Raw data:
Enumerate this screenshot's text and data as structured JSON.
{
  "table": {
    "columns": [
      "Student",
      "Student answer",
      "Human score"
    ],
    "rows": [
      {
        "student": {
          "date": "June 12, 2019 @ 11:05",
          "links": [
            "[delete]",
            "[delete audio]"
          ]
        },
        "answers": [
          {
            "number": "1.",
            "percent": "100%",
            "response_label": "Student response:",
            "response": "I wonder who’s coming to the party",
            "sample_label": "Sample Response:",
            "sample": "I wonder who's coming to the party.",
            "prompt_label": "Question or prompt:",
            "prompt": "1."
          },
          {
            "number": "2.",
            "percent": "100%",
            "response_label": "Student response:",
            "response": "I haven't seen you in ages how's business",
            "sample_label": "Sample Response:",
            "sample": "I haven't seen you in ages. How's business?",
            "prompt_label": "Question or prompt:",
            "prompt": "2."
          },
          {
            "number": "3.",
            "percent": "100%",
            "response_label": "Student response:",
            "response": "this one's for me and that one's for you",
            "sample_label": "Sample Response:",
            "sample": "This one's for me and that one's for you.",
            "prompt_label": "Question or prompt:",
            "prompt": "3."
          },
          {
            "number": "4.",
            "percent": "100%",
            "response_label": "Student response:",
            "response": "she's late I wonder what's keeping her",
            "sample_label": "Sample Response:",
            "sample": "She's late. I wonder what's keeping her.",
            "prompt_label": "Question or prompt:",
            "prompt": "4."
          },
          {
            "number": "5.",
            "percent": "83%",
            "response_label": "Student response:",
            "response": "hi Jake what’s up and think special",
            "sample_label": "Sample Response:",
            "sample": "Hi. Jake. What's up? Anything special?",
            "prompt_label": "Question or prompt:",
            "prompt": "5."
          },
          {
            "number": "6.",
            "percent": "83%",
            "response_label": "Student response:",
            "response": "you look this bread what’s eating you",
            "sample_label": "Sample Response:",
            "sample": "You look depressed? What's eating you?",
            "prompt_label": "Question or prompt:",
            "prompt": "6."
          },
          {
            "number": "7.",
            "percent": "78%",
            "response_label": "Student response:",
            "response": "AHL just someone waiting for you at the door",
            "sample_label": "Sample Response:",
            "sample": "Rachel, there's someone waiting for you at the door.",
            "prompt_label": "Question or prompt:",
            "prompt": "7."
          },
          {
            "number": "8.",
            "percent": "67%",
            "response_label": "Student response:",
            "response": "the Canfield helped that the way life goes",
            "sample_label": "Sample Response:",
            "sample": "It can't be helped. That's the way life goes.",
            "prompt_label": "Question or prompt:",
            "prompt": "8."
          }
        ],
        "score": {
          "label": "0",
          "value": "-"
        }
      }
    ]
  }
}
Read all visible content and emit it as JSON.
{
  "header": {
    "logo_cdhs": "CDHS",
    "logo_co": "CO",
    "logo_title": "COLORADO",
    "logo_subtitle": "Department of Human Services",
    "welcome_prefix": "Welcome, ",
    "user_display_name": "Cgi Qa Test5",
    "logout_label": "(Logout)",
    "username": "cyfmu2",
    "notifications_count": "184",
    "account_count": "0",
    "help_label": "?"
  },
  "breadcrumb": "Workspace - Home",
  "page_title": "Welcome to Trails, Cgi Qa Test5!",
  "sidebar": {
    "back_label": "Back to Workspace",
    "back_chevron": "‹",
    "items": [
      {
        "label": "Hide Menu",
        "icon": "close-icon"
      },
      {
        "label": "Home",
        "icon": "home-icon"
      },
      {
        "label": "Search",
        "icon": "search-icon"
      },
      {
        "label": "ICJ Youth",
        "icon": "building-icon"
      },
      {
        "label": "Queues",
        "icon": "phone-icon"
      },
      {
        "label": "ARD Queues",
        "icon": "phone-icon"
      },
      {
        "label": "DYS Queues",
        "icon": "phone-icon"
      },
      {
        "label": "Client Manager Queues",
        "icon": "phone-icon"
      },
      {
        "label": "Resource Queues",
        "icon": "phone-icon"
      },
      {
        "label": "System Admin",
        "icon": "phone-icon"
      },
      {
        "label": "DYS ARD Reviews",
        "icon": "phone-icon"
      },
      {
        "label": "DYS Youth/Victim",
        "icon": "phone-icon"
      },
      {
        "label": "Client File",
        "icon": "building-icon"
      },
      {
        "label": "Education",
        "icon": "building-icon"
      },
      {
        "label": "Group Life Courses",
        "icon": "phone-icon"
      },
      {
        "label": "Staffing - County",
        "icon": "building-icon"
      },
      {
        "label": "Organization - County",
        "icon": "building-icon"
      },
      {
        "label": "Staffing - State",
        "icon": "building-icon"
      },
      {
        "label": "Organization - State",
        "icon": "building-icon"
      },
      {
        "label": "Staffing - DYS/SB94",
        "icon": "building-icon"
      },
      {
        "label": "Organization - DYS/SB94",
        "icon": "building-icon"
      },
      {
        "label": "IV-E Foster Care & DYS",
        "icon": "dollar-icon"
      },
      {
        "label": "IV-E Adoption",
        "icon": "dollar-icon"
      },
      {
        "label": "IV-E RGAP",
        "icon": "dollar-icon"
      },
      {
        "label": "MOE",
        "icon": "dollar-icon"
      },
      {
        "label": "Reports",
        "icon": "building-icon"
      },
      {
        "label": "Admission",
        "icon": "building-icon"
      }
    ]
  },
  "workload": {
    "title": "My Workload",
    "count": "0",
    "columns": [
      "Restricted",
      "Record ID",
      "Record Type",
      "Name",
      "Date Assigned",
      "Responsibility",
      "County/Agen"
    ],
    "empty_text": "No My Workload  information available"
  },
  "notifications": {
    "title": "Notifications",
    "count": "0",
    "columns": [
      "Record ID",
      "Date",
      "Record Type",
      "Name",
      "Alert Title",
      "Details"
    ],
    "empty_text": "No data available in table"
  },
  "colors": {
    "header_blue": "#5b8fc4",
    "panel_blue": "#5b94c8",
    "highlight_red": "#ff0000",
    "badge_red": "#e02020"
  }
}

Directions:
Read through the data and copy every line where "helped" shows up.

Output below:
            "response": "the Canfield helped that the way life goes",
            "sample": "It can't be helped. That's the way life goes.",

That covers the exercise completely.